### Given task
Output all records precisely as written.

### Available records
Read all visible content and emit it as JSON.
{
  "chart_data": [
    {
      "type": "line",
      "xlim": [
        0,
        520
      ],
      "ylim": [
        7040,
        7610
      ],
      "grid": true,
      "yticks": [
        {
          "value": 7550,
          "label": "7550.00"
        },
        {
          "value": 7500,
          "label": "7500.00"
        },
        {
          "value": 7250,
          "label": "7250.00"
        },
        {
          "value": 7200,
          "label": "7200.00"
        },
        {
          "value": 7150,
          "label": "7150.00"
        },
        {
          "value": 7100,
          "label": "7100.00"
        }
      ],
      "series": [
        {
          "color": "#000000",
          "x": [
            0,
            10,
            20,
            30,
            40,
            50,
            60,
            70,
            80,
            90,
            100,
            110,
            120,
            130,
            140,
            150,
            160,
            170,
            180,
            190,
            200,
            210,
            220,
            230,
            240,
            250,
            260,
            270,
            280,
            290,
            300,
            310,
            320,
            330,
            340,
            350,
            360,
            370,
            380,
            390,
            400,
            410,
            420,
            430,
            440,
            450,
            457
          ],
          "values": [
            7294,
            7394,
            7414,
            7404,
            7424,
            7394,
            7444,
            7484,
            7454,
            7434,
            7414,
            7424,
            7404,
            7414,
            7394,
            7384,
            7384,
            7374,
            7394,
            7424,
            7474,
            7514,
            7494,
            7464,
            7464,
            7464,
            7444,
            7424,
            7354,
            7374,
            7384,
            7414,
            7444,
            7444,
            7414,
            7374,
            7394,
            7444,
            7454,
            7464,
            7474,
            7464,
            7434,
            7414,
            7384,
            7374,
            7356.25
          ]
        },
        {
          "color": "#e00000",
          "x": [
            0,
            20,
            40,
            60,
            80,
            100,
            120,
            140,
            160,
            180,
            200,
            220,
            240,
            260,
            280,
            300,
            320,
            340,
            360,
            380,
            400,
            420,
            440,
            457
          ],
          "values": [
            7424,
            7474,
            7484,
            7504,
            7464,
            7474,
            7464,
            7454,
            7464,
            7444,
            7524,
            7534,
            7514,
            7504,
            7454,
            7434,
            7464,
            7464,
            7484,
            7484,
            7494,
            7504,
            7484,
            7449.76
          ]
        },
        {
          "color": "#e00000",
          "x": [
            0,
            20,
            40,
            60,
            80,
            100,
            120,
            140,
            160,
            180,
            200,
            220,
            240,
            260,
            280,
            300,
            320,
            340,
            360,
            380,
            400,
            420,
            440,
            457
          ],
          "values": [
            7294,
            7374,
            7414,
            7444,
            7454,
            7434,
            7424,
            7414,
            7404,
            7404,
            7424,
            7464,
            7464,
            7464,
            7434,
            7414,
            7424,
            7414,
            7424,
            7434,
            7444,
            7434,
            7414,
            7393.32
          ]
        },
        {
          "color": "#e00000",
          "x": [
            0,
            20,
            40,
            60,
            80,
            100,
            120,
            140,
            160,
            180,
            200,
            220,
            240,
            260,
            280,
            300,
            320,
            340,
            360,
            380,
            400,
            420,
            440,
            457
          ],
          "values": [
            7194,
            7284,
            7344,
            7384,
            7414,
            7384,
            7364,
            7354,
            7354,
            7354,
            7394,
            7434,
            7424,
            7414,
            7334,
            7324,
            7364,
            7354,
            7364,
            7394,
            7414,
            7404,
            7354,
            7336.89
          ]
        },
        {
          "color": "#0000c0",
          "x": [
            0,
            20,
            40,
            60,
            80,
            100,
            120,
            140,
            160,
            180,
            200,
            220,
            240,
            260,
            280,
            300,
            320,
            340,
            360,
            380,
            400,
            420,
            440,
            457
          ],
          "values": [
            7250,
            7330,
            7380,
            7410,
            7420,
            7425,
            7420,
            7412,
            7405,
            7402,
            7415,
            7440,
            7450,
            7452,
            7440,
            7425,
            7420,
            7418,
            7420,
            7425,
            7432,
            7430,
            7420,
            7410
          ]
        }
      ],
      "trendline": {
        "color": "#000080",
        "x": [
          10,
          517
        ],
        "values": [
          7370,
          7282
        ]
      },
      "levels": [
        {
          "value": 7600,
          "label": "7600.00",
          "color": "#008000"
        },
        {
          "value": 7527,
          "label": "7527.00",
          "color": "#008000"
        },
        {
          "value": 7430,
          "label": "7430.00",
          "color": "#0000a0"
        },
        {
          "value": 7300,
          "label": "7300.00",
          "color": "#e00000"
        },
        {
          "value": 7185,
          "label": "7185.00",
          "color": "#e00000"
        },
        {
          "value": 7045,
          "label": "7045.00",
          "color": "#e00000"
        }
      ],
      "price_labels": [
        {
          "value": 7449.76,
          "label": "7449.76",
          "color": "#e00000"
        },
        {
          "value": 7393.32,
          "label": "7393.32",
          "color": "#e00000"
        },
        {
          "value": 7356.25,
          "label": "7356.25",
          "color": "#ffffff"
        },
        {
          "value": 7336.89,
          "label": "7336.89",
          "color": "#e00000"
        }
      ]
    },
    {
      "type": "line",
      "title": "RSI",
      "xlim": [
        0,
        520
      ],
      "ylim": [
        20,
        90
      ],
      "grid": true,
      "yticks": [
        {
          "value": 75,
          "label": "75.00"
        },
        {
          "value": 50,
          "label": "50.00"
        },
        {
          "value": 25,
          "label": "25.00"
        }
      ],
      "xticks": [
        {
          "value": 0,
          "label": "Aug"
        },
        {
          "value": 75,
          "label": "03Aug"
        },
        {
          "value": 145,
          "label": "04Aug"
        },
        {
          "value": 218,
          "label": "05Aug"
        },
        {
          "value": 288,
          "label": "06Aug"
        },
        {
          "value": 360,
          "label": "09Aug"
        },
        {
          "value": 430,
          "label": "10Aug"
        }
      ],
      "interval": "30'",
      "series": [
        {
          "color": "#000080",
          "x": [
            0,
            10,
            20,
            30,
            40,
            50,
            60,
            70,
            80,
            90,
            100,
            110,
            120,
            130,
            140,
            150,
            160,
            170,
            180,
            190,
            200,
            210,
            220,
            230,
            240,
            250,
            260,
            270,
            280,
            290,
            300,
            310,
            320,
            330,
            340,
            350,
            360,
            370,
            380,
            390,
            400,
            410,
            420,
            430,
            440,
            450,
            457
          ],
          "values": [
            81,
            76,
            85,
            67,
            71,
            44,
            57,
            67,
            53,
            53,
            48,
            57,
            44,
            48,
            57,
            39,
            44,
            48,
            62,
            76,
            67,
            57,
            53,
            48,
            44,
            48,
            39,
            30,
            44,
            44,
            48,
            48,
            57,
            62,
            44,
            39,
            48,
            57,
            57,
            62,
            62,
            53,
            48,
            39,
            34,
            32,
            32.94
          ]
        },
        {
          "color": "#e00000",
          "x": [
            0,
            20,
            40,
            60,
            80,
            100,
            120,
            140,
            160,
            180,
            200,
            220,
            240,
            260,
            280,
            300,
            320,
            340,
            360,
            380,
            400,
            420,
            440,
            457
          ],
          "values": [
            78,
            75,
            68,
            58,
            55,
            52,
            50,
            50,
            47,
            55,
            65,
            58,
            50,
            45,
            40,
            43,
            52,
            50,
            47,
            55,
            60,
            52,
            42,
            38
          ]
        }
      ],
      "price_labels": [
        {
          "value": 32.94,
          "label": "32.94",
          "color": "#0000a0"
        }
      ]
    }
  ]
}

### Full answer
Read all visible content and emit it as JSON.
{
  "chart_data": [
    {
      "type": "line",
      "xlim": [
        0,
        520
      ],
      "ylim": [
        7040,
        7610
      ],
      "grid": true,
      "yticks": [
        {
          "value": 7550,
          "label": "7550.00"
        },
        {
          "value": 7500,
          "label": "7500.00"
        },
        {
          "value": 7250,
          "label": "7250.00"
        },
        {
          "value": 7200,
          "label": "7200.00"
        },
        {
          "value": 7150,
          "label": "7150.00"
        },
        {
          "value": 7100,
          "label": "7100.00"
        }
      ],
      "series": [
        {
          "color": "#000000",
          "x": [
            0,
            10,
            20,
            30,
            40,
            50,
            60,
            70,
            80,
            90,
            100,
            110,
            120,
            130,
            140,
            150,
            160,
            170,
            180,
            190,
            200,
            210,
            220,
            230,
            240,
            250,
            260,
            270,
            280,
            290,
            300,
            310,
            320,
            330,
            340,
            350,
            360,
            370,
            380,
            390,
            400,
            410,
            420,
            430,
            440,
            450,
            457
          ],
          "values": [
            7294,
            7394,
            7414,
            7404,
            7424,
            7394,
            7444,
            7484,
            7454,
            7434,
            7414,
            7424,
            7404,
            7414,
            7394,
            7384,
            7384,
            7374,
            7394,
            7424,
            7474,
            7514,
            7494,
            7464,
            7464,
            7464,
            7444,
            7424,
            7354,
            7374,
            7384,
            7414,
            7444,
            7444,
            7414,
            7374,
            7394,
            7444,
            7454,
            7464,
            7474,
            7464,
            7434,
            7414,
            7384,
            7374,
            7356.25
          ]
        },
        {
          "color": "#e00000",
          "x": [
            0,
            20,
            40,
            60,
            80,
            100,
            120,
            140,
            160,
            180,
            200,
            220,
            240,
            260,
            280,
            300,
            320,
            340,
            360,
            380,
            400,
            420,
            440,
            457
          ],
          "values": [
            7424,
            7474,
            7484,
            7504,
            7464,
            7474,
            7464,
            7454,
            7464,
            7444,
            7524,
            7534,
            7514,
            7504,
            7454,
            7434,
            7464,
            7464,
            7484,
            7484,
            7494,
            7504,
            7484,
            7449.76
          ]
        },
        {
          "color": "#e00000",
          "x": [
            0,
            20,
            40,
            60,
            80,
            100,
            120,
            140,
            160,
            180,
            200,
            220,
            240,
            260,
            280,
            300,
            320,
            340,
            360,
            380,
            400,
            420,
            440,
            457
          ],
          "values": [
            7294,
            7374,
            7414,
            7444,
            7454,
            7434,
            7424,
            7414,
            7404,
            7404,
            7424,
            7464,
            7464,
            7464,
            7434,
            7414,
            7424,
            7414,
            7424,
            7434,
            7444,
            7434,
            7414,
            7393.32
          ]
        },
        {
          "color": "#e00000",
          "x": [
            0,
            20,
            40,
            60,
            80,
            100,
            120,
            140,
            160,
            180,
            200,
            220,
            240,
            260,
            280,
            300,
            320,
            340,
            360,
            380,
            400,
            420,
            440,
            457
          ],
          "values": [
            7194,
            7284,
            7344,
            7384,
            7414,
            7384,
            7364,
            7354,
            7354,
            7354,
            7394,
            7434,
            7424,
            7414,
            7334,
            7324,
            7364,
            7354,
            7364,
            7394,
            7414,
            7404,
            7354,
            7336.89
          ]
        },
        {
          "color": "#0000c0",
          "x": [
            0,
            20,
            40,
            60,
            80,
            100,
            120,
            140,
            160,
            180,
            200,
            220,
            240,
            260,
            280,
            300,
            320,
            340,
            360,
            380,
            400,
            420,
            440,
            457
          ],
          "values": [
            7250,
            7330,
            7380,
            7410,
            7420,
            7425,
            7420,
            7412,
            7405,
            7402,
            7415,
            7440,
            7450,
            7452,
            7440,
            7425,
            7420,
            7418,
            7420,
            7425,
            7432,
            7430,
            7420,
            7410
          ]
        }
      ],
      "trendline": {
        "color": "#000080",
        "x": [
          10,
          517
        ],
        "values": [
          7370,
          7282
        ]
      },
      "levels": [
        {
          "value": 7600,
          "label": "7600.00",
          "color": "#008000"
        },
        {
          "value": 7527,
          "label": "7527.00",
          "color": "#008000"
        },
        {
          "value": 7430,
          "label": "7430.00",
          "color": "#0000a0"
        },
        {
          "value": 7300,
          "label": "7300.00",
          "color": "#e00000"
        },
        {
          "value": 7185,
          "label": "7185.00",
          "color": "#e00000"
        },
        {
          "value": 7045,
          "label": "7045.00",
          "color": "#e00000"
        }
      ],
      "price_labels": [
        {
          "value": 7449.76,
          "label": "7449.76",
          "color": "#e00000"
        },
        {
          "value": 7393.32,
          "label": "7393.32",
          "color": "#e00000"
        },
        {
          "value": 7356.25,
          "label": "7356.25",
          "color": "#ffffff"
        },
        {
          "value": 7336.89,
          "label": "7336.89",
          "color": "#e00000"
        }
      ]
    },
    {
      "type": "line",
      "title": "RSI",
      "xlim": [
        0,
        520
      ],
      "ylim": [
        20,
        90
      ],
      "grid": true,
      "yticks": [
        {
          "value": 75,
          "label": "75.00"
        },
        {
          "value": 50,
          "label": "50.00"
        },
        {
          "value": 25,
          "label": "25.00"
        }
      ],
      "xticks": [
        {
          "value": 0,
          "label": "Aug"
        },
        {
          "value": 75,
          "label": "03Aug"
        },
        {
          "value": 145,
          "label": "04Aug"
        },
        {
          "value": 218,
          "label": "05Aug"
        },
        {
          "value": 288,
          "label": "06Aug"
        },
        {
          "value": 360,
          "label": "09Aug"
        },
        {
          "value": 430,
          "label": "10Aug"
        }
      ],
      "interval": "30'",
      "series": [
        {
          "color": "#000080",
          "x": [
            0,
            10,
            20,
            30,
            40,
            50,
            60,
            70,
            80,
            90,
            100,
            110,
            120,
            130,
            140,
            150,
            160,
            170,
            180,
            190,
            200,
            210,
            220,
            230,
            240,
            250,
            260,
            270,
            280,
            290,
            300,
            310,
            320,
            330,
            340,
            350,
            360,
            370,
            380,
            390,
            400,
            410,
            420,
            430,
            440,
            450,
            457
          ],
          "values": [
            81,
            76,
            85,
            67,
            71,
            44,
            57,
            67,
            53,
            53,
            48,
            57,
            44,
            48,
            57,
            39,
            44,
            48,
            62,
            76,
            67,
            57,
            53,
            48,
            44,
            48,
            39,
            30,
            44,
            44,
            48,
            48,
            57,
            62,
            44,
            39,
            48,
            57,
            57,
            62,
            62,
            53,
            48,
            39,
            34,
            32,
            32.94
          ]
        },
        {
          "color": "#e00000",
          "x": [
            0,
            20,
            40,
            60,
            80,
            100,
            120,
            140,
            160,
            180,
            200,
            220,
            240,
            260,
            280,
            300,
            320,
            340,
            360,
            380,
            400,
            420,
            440,
            457
          ],
          "values": [
            78,
            75,
            68,
            58,
            55,
            52,
            50,
            50,
            47,
            55,
            65,
            58,
            50,
            45,
            40,
            43,
            52,
            50,
            47,
            55,
            60,
            52,
            42,
            38
          ]
        }
      ],
      "price_labels": [
        {
          "value": 32.94,
          "label": "32.94",
          "color": "#0000a0"
        }
      ]
    }
  ]
}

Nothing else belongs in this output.